━━━ INPUT RECORDS ━━━

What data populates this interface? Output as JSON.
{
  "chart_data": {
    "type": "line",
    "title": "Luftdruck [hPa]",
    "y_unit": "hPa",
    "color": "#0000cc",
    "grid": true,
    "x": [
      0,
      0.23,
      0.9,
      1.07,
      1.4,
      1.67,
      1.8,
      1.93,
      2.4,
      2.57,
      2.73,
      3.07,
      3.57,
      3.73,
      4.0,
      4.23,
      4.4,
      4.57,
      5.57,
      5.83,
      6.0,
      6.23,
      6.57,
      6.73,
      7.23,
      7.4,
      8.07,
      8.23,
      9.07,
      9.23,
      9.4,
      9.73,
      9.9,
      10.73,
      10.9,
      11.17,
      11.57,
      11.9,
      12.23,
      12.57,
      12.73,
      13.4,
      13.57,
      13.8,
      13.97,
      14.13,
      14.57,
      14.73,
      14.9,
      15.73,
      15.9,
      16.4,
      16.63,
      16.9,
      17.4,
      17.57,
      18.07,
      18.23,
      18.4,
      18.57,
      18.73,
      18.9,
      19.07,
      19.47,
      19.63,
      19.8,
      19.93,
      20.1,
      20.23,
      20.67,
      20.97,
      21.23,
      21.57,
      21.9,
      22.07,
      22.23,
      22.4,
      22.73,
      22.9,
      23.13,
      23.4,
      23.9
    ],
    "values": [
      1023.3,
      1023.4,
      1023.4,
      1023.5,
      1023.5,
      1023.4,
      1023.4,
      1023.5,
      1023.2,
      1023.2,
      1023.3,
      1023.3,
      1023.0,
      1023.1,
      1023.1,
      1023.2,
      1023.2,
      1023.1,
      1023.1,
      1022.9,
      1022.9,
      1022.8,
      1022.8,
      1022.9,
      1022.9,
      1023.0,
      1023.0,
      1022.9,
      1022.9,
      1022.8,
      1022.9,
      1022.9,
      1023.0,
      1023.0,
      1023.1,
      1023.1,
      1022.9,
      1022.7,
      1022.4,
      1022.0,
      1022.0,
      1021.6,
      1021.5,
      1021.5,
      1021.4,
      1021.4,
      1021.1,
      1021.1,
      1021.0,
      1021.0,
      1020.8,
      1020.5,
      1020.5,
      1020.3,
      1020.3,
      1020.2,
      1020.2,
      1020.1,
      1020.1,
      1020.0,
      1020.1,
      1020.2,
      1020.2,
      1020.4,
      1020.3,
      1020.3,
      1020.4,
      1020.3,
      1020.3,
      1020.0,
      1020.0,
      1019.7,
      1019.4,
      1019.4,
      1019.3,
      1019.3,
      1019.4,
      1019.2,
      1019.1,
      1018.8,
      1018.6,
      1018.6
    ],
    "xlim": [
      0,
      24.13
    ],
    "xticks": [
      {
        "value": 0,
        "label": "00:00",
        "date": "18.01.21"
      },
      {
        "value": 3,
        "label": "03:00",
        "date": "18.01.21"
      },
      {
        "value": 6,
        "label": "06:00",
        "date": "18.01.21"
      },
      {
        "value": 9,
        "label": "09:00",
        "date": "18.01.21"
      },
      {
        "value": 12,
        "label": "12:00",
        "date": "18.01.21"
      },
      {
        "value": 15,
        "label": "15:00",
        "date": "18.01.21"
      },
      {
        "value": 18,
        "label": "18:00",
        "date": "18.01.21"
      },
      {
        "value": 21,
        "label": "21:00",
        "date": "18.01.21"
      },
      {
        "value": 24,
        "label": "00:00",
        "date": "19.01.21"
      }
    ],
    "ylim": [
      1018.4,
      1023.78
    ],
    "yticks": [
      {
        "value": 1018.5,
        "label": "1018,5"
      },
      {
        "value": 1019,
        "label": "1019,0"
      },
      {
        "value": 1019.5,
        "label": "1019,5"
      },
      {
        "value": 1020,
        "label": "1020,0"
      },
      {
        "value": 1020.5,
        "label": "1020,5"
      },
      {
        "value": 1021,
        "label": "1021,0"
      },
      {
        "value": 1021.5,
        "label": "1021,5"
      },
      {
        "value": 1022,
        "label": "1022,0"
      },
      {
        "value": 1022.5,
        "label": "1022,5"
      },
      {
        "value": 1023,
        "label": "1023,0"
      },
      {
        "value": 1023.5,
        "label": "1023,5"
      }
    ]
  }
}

━━━

→ **STATED TASK**
Copy every line of the material, please, keeping it exactly the same.

→ **THE RESULT**
What data populates this interface? Output as JSON.
{
  "chart_data": {
    "type": "line",
    "title": "Luftdruck [hPa]",
    "y_unit": "hPa",
    "color": "#0000cc",
    "grid": true,
    "x": [
      0,
      0.23,
      0.9,
      1.07,
      1.4,
      1.67,
      1.8,
      1.93,
      2.4,
      2.57,
      2.73,
      3.07,
      3.57,
      3.73,
      4.0,
      4.23,
      4.4,
      4.57,
      5.57,
      5.83,
      6.0,
      6.23,
      6.57,
      6.73,
      7.23,
      7.4,
      8.07,
      8.23,
      9.07,
      9.23,
      9.4,
      9.73,
      9.9,
      10.73,
      10.9,
      11.17,
      11.57,
      11.9,
      12.23,
      12.57,
      12.73,
      13.4,
      13.57,
      13.8,
      13.97,
      14.13,
      14.57,
      14.73,
      14.9,
      15.73,
      15.9,
      16.4,
      16.63,
      16.9,
      17.4,
      17.57,
      18.07,
      18.23,
      18.4,
      18.57,
      18.73,
      18.9,
      19.07,
      19.47,
      19.63,
      19.8,
      19.93,
      20.1,
      20.23,
      20.67,
      20.97,
      21.23,
      21.57,
      21.9,
      22.07,
      22.23,
      22.4,
      22.73,
      22.9,
      23.13,
      23.4,
      23.9
    ],
    "values": [
      1023.3,
      1023.4,
      1023.4,
      1023.5,
      1023.5,
      1023.4,
      1023.4,
      1023.5,
      1023.2,
      1023.2,
      1023.3,
      1023.3,
      1023.0,
      1023.1,
      1023.1,
      1023.2,
      1023.2,
      1023.1,
      1023.1,
      1022.9,
      1022.9,
      1022.8,
      1022.8,
      1022.9,
      1022.9,
      1023.0,
      1023.0,
      1022.9,
      1022.9,
      1022.8,
      1022.9,
      1022.9,
      1023.0,
      1023.0,
      1023.1,
      1023.1,
      1022.9,
      1022.7,
      1022.4,
      1022.0,
      1022.0,
      1021.6,
      1021.5,
      1021.5,
      1021.4,
      1021.4,
      1021.1,
      1021.1,
      1021.0,
      1021.0,
      1020.8,
      1020.5,
      1020.5,
      1020.3,
      1020.3,
      1020.2,
      1020.2,
      1020.1,
      1020.1,
      1020.0,
      1020.1,
      1020.2,
      1020.2,
      1020.4,
      1020.3,
      1020.3,
      1020.4,
      1020.3,
      1020.3,
      1020.0,
      1020.0,
      1019.7,
      1019.4,
      1019.4,
      1019.3,
      1019.3,
      1019.4,
      1019.2,
      1019.1,
      1018.8,
      1018.6,
      1018.6
    ],
    "xlim": [
      0,
      24.13
    ],
    "xticks": [
      {
        "value": 0,
        "label": "00:00",
        "date": "18.01.21"
      },
      {
        "value": 3,
        "label": "03:00",
        "date": "18.01.21"
      },
      {
        "value": 6,
        "label": "06:00",
        "date": "18.01.21"
      },
      {
        "value": 9,
        "label": "09:00",
        "date": "18.01.21"
      },
      {
        "value": 12,
        "label": "12:00",
        "date": "18.01.21"
      },
      {
        "value": 15,
        "label": "15:00",
        "date": "18.01.21"
      },
      {
        "value": 18,
        "label": "18:00",
        "date": "18.01.21"
      },
      {
        "value": 21,
        "label": "21:00",
        "date": "18.01.21"
      },
      {
        "value": 24,
        "label": "00:00",
        "date": "19.01.21"
      }
    ],
    "ylim": [
      1018.4,
      1023.78
    ],
    "yticks": [
      {
        "value": 1018.5,
        "label": "1018,5"
      },
      {
        "value": 1019,
        "label": "1019,0"
      },
      {
        "value": 1019.5,
        "label": "1019,5"
      },
      {
        "value": 1020,
        "label": "1020,0"
      },
      {
        "value": 1020.5,
        "label": "1020,5"
      },
      {
        "value": 1021,
        "label": "1021,0"
      },
      {
        "value": 1021.5,
        "label": "1021,5"
      },
      {
        "value": 1022,
        "label": "1022,0"
      },
      {
        "value": 1022.5,
        "label": "1022,5"
      },
      {
        "value": 1023,
        "label": "1023,0"
      },
      {
        "value": 1023.5,
        "label": "1023,5"
      }
    ]
  }
}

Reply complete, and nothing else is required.